What is the number of lines that include the word "résiduels"? Provide only that figure.

RECORDS TO PROCESS:
============
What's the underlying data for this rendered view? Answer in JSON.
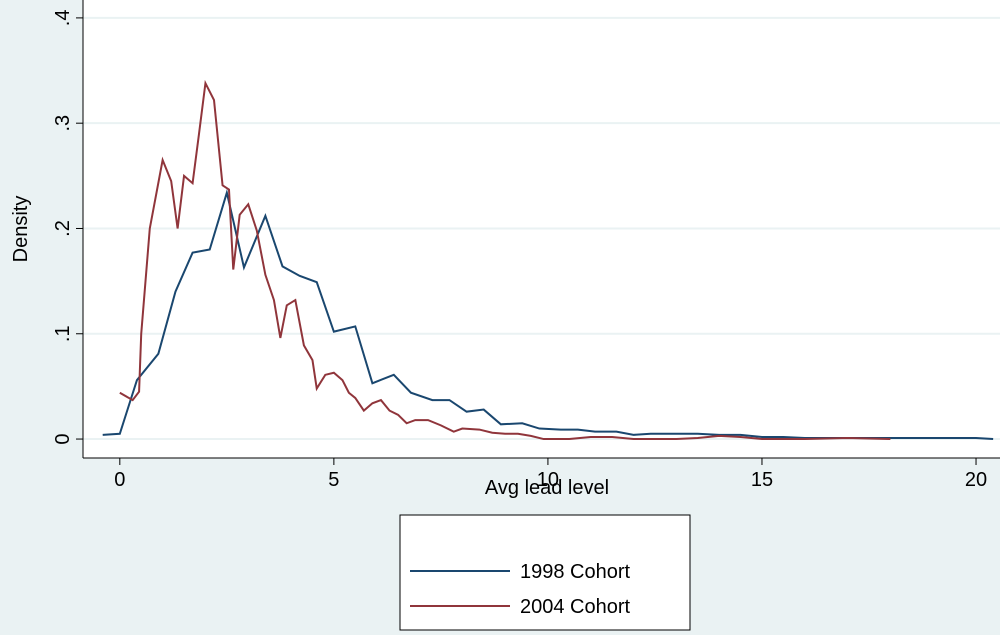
{
  "chart_data": {
    "type": "line",
    "x_label": "Avg lead level",
    "y_label": "Density",
    "xlim": [
      -0.86,
      20.56
    ],
    "ylim": [
      -0.018,
      0.417
    ],
    "xticks": [
      0,
      5,
      10,
      15,
      20
    ],
    "yticks": [
      0,
      {
        "value": 0.1,
        "label": ".1"
      },
      {
        "value": 0.2,
        "label": ".2"
      },
      {
        "value": 0.3,
        "label": ".3"
      },
      {
        "value": 0.4,
        "label": ".4"
      }
    ],
    "grid": true,
    "legend": "bottom",
    "series": [
      {
        "name": "1998 Cohort",
        "color": "#1a476f",
        "x": [
          -0.4,
          0,
          0.4,
          0.9,
          1.3,
          1.7,
          2.1,
          2.5,
          2.9,
          3.4,
          3.8,
          4.2,
          4.6,
          5.0,
          5.5,
          5.9,
          6.4,
          6.8,
          7.3,
          7.7,
          8.1,
          8.5,
          8.9,
          9.4,
          9.8,
          10.3,
          10.7,
          11.1,
          11.6,
          12.0,
          12.4,
          13.0,
          13.5,
          14.0,
          14.5,
          15.0,
          15.5,
          16.0,
          17.0,
          18.0,
          19.0,
          20.0,
          20.4
        ],
        "values": [
          0.004,
          0.005,
          0.056,
          0.081,
          0.14,
          0.177,
          0.18,
          0.234,
          0.163,
          0.212,
          0.164,
          0.155,
          0.149,
          0.102,
          0.107,
          0.053,
          0.061,
          0.044,
          0.037,
          0.037,
          0.026,
          0.028,
          0.014,
          0.015,
          0.01,
          0.009,
          0.009,
          0.007,
          0.007,
          0.004,
          0.005,
          0.005,
          0.005,
          0.004,
          0.004,
          0.002,
          0.002,
          0.001,
          0.001,
          0.001,
          0.001,
          0.001,
          0.0
        ]
      },
      {
        "name": "2004 Cohort",
        "color": "#90353b",
        "x": [
          0,
          0.3,
          0.45,
          0.5,
          0.7,
          1.0,
          1.2,
          1.35,
          1.5,
          1.7,
          1.85,
          2.0,
          2.2,
          2.4,
          2.55,
          2.65,
          2.8,
          3.0,
          3.2,
          3.4,
          3.6,
          3.75,
          3.9,
          4.1,
          4.3,
          4.5,
          4.6,
          4.8,
          5.0,
          5.2,
          5.35,
          5.5,
          5.7,
          5.9,
          6.1,
          6.3,
          6.5,
          6.7,
          6.9,
          7.2,
          7.5,
          7.8,
          8.0,
          8.4,
          8.7,
          9.0,
          9.3,
          9.6,
          9.9,
          10.5,
          11.0,
          11.5,
          12.0,
          13.0,
          13.5,
          14.0,
          14.5,
          15.0,
          16.0,
          17.0,
          18.0
        ],
        "values": [
          0.044,
          0.037,
          0.045,
          0.1,
          0.2,
          0.265,
          0.245,
          0.2,
          0.25,
          0.243,
          0.29,
          0.338,
          0.322,
          0.241,
          0.237,
          0.161,
          0.213,
          0.223,
          0.198,
          0.156,
          0.132,
          0.096,
          0.127,
          0.132,
          0.089,
          0.075,
          0.048,
          0.061,
          0.063,
          0.056,
          0.044,
          0.039,
          0.027,
          0.034,
          0.037,
          0.027,
          0.023,
          0.015,
          0.018,
          0.018,
          0.013,
          0.007,
          0.01,
          0.009,
          0.006,
          0.005,
          0.005,
          0.003,
          0.0,
          0.0,
          0.002,
          0.002,
          0.0,
          0.0,
          0.001,
          0.003,
          0.002,
          0.0,
          0.0,
          0.001,
          0.0
        ]
      }
    ]
  }
}
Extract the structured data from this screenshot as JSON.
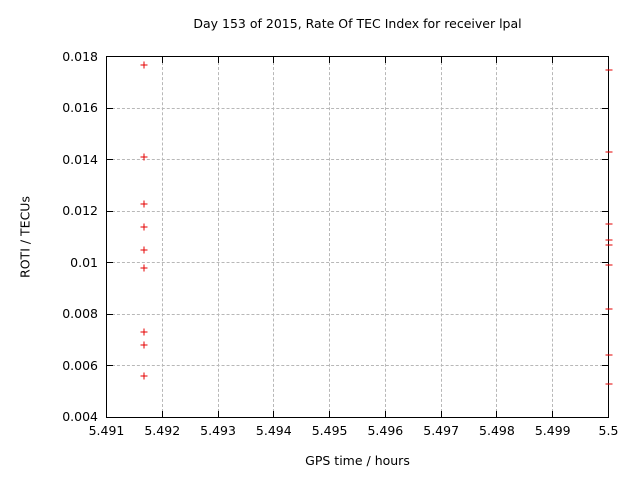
{
  "chart_data": {
    "type": "scatter",
    "title": "Day 153 of 2015, Rate Of TEC Index for receiver lpal",
    "xlabel": "GPS time / hours",
    "ylabel": "ROTI / TECUs",
    "xlim": [
      5.491,
      5.5
    ],
    "ylim": [
      0.004,
      0.018
    ],
    "x_ticks": [
      5.491,
      5.492,
      5.493,
      5.494,
      5.495,
      5.496,
      5.497,
      5.498,
      5.499,
      5.5
    ],
    "x_tick_labels": [
      "5.491",
      "5.492",
      "5.493",
      "5.494",
      "5.495",
      "5.496",
      "5.497",
      "5.498",
      "5.499",
      "5.5"
    ],
    "y_ticks": [
      0.004,
      0.006,
      0.008,
      0.01,
      0.012,
      0.014,
      0.016,
      0.018
    ],
    "y_tick_labels": [
      "0.004",
      "0.006",
      "0.008",
      "0.01",
      "0.012",
      "0.014",
      "0.016",
      "0.018"
    ],
    "grid": true,
    "legend_position": "none",
    "marker": "plus",
    "marker_color": "#e40000",
    "grid_color": "#b8b8b8",
    "series": [
      {
        "name": "ROTI",
        "points": [
          {
            "x": 5.49167,
            "y": 0.0177
          },
          {
            "x": 5.49167,
            "y": 0.0141
          },
          {
            "x": 5.49167,
            "y": 0.0123
          },
          {
            "x": 5.49167,
            "y": 0.0114
          },
          {
            "x": 5.49167,
            "y": 0.0105
          },
          {
            "x": 5.49167,
            "y": 0.0098
          },
          {
            "x": 5.49167,
            "y": 0.0073
          },
          {
            "x": 5.49167,
            "y": 0.0068
          },
          {
            "x": 5.49167,
            "y": 0.0056
          },
          {
            "x": 5.5,
            "y": 0.0175
          },
          {
            "x": 5.5,
            "y": 0.0143
          },
          {
            "x": 5.5,
            "y": 0.0115
          },
          {
            "x": 5.5,
            "y": 0.0109
          },
          {
            "x": 5.5,
            "y": 0.0107
          },
          {
            "x": 5.5,
            "y": 0.0099
          },
          {
            "x": 5.5,
            "y": 0.0082
          },
          {
            "x": 5.5,
            "y": 0.0064
          },
          {
            "x": 5.5,
            "y": 0.0053
          }
        ]
      }
    ]
  }
}
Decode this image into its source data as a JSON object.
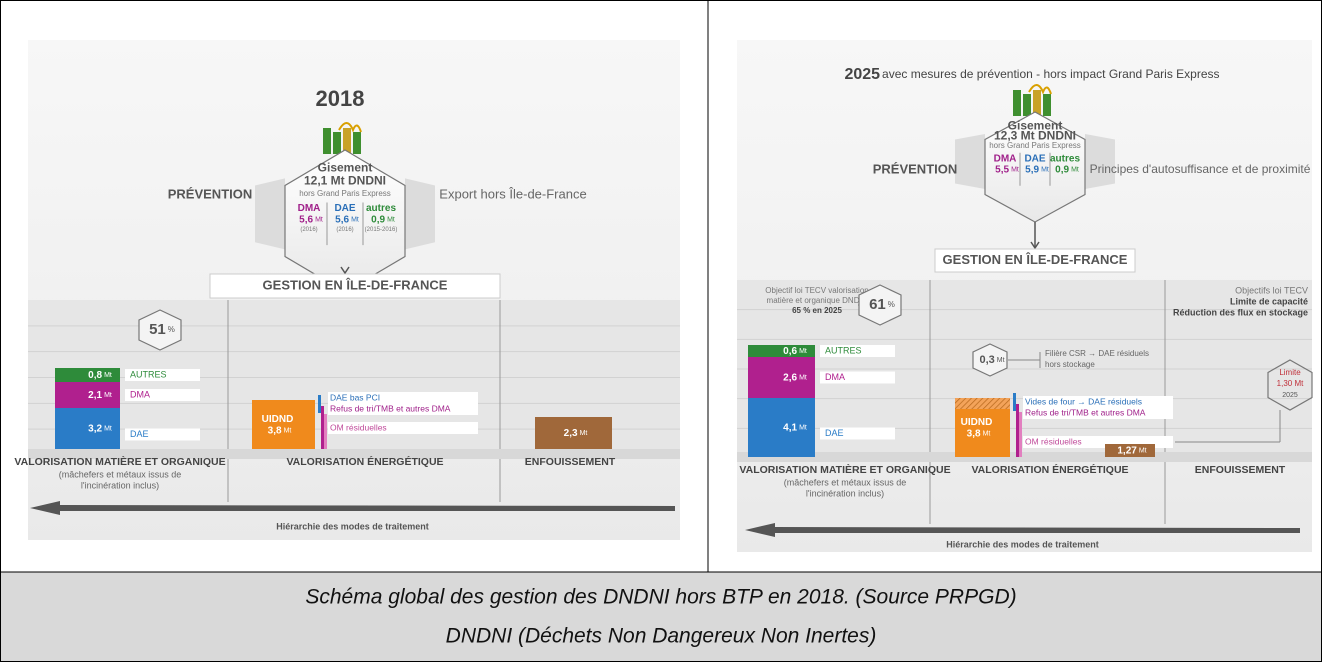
{
  "panels": [
    {
      "title_year": "2018",
      "gisement": {
        "title": "Gisement",
        "amount": "12,1 Mt DNDNI",
        "note": "hors Grand Paris Express",
        "parts": [
          {
            "name": "DMA",
            "value": "5,6",
            "unit": "Mt",
            "note": "(2016)"
          },
          {
            "name": "DAE",
            "value": "5,6",
            "unit": "Mt",
            "note": "(2016)"
          },
          {
            "name": "autres",
            "value": "0,9",
            "unit": "Mt",
            "note": "(2015-2016)"
          }
        ]
      },
      "prevention": "PRÉVENTION",
      "side_text": "Export hors Île-de-France",
      "gestion": "GESTION EN ÎLE-DE-FRANCE",
      "rate": {
        "value": "51",
        "unit": "%"
      },
      "stack": [
        {
          "value": "0,8",
          "unit": "Mt",
          "label": "AUTRES"
        },
        {
          "value": "2,1",
          "unit": "Mt",
          "label": "DMA"
        },
        {
          "value": "3,2",
          "unit": "Mt",
          "label": "DAE"
        }
      ],
      "uidnd": {
        "name": "UIDND",
        "value": "3,8",
        "unit": "Mt"
      },
      "energy_labels": [
        "DAE bas PCI",
        "Refus de tri/TMB et autres DMA",
        "OM résiduelles"
      ],
      "landfill": {
        "value": "2,3",
        "unit": "Mt"
      },
      "columns": [
        "VALORISATION MATIÈRE ET ORGANIQUE",
        "VALORISATION ÉNERGÉTIQUE",
        "ENFOUISSEMENT"
      ],
      "column_note": [
        "(mâchefers et métaux issus de",
        "l'incinération inclus)"
      ],
      "hierarchy": "Hiérarchie des modes de traitement"
    },
    {
      "title_year": "2025",
      "title_rest": "avec mesures de prévention - hors impact Grand Paris Express",
      "gisement": {
        "title": "Gisement",
        "amount": "12,3 Mt DNDNI",
        "note": "hors Grand Paris Express",
        "parts": [
          {
            "name": "DMA",
            "value": "5,5",
            "unit": "Mt"
          },
          {
            "name": "DAE",
            "value": "5,9",
            "unit": "Mt"
          },
          {
            "name": "autres",
            "value": "0,9",
            "unit": "Mt"
          }
        ]
      },
      "prevention": "PRÉVENTION",
      "side_text": "Principes d'autosuffisance et de proximité",
      "gestion": "GESTION EN ÎLE-DE-FRANCE",
      "objective_left": [
        "Objectif loi TECV valorisation",
        "matière et organique DNDNI",
        "65 % en 2025"
      ],
      "objective_right": [
        "Objectifs loi TECV",
        "Limite de capacité",
        "Réduction des flux en stockage"
      ],
      "rate": {
        "value": "61",
        "unit": "%"
      },
      "stack": [
        {
          "value": "0,6",
          "unit": "Mt",
          "label": "AUTRES"
        },
        {
          "value": "2,6",
          "unit": "Mt",
          "label": "DMA"
        },
        {
          "value": "4,1",
          "unit": "Mt",
          "label": "DAE"
        }
      ],
      "csr": {
        "value": "0,3",
        "unit": "Mt",
        "text": [
          "Filière CSR → DAE résiduels",
          "hors stockage"
        ]
      },
      "uidnd": {
        "name": "UIDND",
        "value": "3,8",
        "unit": "Mt"
      },
      "energy_labels": [
        "Vides de four → DAE résiduels",
        "Refus de tri/TMB et autres DMA",
        "OM résiduelles"
      ],
      "limit": [
        "Limite",
        "1,30 Mt",
        "2025"
      ],
      "landfill": {
        "value": "1,27",
        "unit": "Mt"
      },
      "columns": [
        "VALORISATION MATIÈRE ET ORGANIQUE",
        "VALORISATION ÉNERGÉTIQUE",
        "ENFOUISSEMENT"
      ],
      "column_note": [
        "(mâchefers et métaux issus de",
        "l'incinération inclus)"
      ],
      "hierarchy": "Hiérarchie des modes de traitement"
    }
  ],
  "caption": [
    "Schéma global des gestion des DNDNI hors BTP en 2018. (Source PRPGD)",
    "DNDNI  (Déchets Non Dangereux Non Inertes)"
  ]
}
============
THE COMPLETED TASK: 2